"""

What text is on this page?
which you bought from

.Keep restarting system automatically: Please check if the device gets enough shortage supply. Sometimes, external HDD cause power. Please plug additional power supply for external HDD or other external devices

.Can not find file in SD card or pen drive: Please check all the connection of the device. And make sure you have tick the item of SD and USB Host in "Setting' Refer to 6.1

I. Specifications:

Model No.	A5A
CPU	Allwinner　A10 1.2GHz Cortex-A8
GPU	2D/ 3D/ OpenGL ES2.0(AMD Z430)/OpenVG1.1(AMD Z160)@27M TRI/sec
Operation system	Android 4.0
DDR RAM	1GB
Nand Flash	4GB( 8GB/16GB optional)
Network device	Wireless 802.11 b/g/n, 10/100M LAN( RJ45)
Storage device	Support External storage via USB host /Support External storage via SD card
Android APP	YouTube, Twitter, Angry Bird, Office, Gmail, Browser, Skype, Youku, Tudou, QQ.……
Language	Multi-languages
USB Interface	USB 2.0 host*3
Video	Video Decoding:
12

"""
"""

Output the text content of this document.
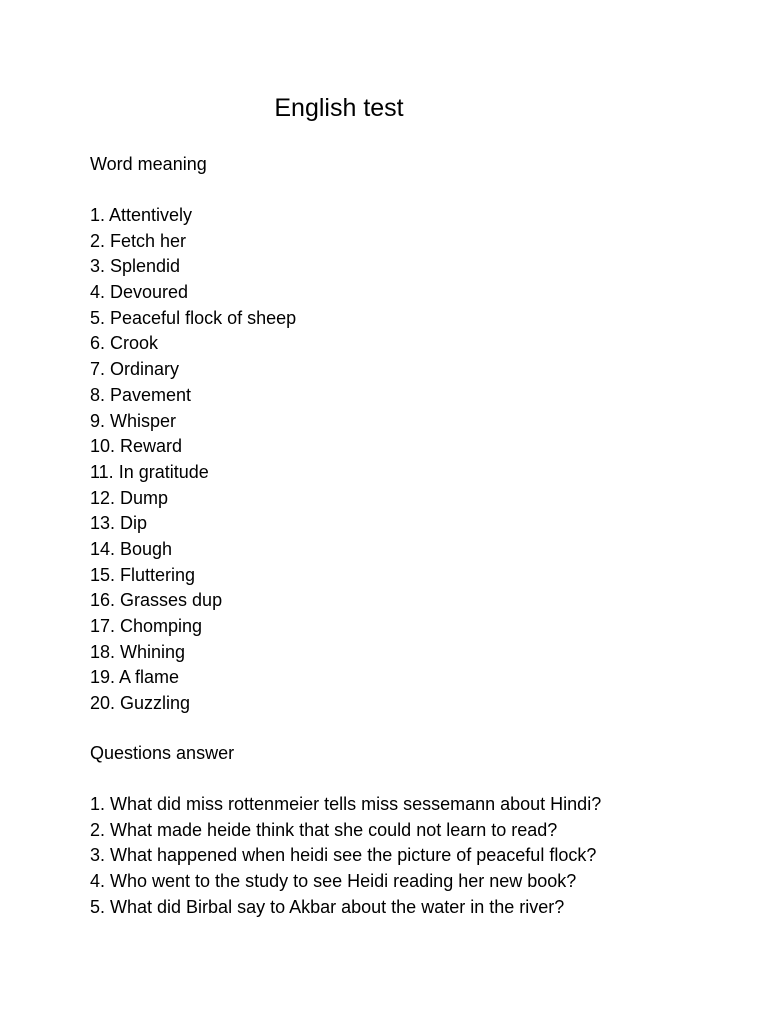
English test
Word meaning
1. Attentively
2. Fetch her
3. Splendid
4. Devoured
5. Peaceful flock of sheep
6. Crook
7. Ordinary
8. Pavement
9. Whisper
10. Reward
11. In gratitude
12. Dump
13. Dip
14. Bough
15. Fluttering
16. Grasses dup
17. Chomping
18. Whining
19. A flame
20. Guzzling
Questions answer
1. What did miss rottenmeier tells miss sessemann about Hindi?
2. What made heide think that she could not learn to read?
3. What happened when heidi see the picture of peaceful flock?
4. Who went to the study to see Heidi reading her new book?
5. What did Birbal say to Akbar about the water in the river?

"""

Select and copy each line from the data that includes the word "device".

ANSWER TO THE TASK:
.Keep restarting system automatically: Please check if the device gets enough shortage supply. Sometimes, external HDD cause power. Please plug additional power supply for external HDD or other external devices
.Can not find file in SD card or pen drive: Please check all the connection of the device. And make sure you have tick the item of SD and USB Host in "Setting' Refer to 6.1
Network device	Wireless 802.11 b/g/n, 10/100M LAN( RJ45)
Storage device	Support External storage via USB host /Support External storage via SD card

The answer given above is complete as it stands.